— Start of EXCERPTED TEXT —

Personal information
- Full name: David Gerard M. Humble
- Country: Canada
- Born: 6 March 1967 (age 58) Dumfries, Dumfries and Galloway, United Kingdom
- Handedness: Right
- Career record: 52 wins, 39 losses

Medal record
Men's badminton
Representing Canada
Commonwealth Games
| Silver medal – second place | 1990 Auckland | Mixed team |
- BWF profile

= David Humble =

Canadian badminton player (born 1967)

David Gerard M. Humble (born 6 March 1967 in Dumfries, United Kingdom) is a retired badminton player from Canada.

Born in the United Kingdom, he later moved to Alberta and started to represent Canada in international tournaments.

==Career==
Humble competed in badminton at the 1992 Summer Olympics in men's singles. He lost in the first round to Darren Hall, of Great Britain, 15–6, 15–4.

He was a finalist at the 1991 Irish International, where he lost 10–15, 3–15 to Jeroen van Dijk of the Netherlands. In 1995, he lost the final of the Australian International to Paul Stevenson. He then competed in the 1995 Australian International Championships. He entered the final but lost to Yifeng Shen.

— End of EXCERPTED TEXT —
— Start of EXTRACTED ENTRIES —

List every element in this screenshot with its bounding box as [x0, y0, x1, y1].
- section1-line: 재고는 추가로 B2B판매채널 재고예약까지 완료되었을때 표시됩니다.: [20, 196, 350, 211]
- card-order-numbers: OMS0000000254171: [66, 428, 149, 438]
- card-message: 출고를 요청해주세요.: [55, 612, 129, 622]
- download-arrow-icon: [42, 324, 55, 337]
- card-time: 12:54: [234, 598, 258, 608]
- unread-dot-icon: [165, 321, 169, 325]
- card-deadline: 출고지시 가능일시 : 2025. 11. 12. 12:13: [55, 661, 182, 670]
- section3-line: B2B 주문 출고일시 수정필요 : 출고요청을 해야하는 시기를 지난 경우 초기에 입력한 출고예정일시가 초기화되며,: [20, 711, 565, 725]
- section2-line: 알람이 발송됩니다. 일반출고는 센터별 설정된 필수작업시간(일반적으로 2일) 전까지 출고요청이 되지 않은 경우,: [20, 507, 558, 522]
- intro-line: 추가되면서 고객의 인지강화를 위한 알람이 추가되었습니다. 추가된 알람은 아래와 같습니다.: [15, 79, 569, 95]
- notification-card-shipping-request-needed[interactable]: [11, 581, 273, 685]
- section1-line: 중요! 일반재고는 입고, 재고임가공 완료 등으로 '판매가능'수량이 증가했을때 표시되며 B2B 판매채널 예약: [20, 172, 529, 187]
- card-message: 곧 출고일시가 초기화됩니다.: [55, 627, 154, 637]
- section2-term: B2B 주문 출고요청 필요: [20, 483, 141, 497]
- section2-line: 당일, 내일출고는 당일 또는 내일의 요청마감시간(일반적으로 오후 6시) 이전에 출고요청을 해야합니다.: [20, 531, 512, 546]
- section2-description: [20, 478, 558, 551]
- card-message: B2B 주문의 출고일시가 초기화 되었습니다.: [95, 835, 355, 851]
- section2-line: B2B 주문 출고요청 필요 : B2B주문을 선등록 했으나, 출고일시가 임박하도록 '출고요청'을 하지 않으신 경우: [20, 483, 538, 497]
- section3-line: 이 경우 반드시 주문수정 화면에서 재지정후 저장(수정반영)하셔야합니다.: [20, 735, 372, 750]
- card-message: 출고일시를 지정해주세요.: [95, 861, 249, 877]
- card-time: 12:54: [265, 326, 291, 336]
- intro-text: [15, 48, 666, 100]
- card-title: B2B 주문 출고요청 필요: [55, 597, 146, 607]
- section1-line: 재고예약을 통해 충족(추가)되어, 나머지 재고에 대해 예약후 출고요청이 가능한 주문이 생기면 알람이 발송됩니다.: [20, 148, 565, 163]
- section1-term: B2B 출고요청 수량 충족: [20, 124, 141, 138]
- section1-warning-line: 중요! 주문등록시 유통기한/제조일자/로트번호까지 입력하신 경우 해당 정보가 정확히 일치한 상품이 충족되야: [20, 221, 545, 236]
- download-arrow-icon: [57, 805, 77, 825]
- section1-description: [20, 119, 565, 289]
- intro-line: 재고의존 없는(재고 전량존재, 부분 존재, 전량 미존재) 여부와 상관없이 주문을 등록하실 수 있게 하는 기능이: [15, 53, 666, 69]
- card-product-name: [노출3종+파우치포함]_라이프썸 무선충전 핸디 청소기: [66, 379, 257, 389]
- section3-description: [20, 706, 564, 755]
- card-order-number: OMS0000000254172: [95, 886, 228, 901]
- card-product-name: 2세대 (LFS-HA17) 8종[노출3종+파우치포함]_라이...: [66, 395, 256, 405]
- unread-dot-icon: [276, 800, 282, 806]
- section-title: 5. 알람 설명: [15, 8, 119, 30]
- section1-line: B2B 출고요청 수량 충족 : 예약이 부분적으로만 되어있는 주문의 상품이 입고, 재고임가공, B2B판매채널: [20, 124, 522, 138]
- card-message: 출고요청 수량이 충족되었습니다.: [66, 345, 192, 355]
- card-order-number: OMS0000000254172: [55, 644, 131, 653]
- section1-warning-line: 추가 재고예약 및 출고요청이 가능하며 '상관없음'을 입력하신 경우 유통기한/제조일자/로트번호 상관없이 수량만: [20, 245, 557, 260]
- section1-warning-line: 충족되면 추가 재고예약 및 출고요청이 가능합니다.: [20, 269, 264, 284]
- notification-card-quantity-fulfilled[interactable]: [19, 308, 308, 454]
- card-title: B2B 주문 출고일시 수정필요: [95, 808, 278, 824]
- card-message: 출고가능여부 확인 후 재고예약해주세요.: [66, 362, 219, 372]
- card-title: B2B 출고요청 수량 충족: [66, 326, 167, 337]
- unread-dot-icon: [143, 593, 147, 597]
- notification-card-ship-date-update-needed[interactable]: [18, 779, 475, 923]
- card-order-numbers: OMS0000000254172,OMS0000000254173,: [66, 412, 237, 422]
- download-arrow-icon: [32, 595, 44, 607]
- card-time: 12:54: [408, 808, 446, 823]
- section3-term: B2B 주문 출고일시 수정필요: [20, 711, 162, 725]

— End of EXTRACTED ENTRIES —

__THE TASK__: In the David Humble article, who defeated Humble in the first round of men's singles at the 1992 Summer Olympics?

__FULL SOLUTION__: Darren Hall of Great Britain, 15–6, 15–4.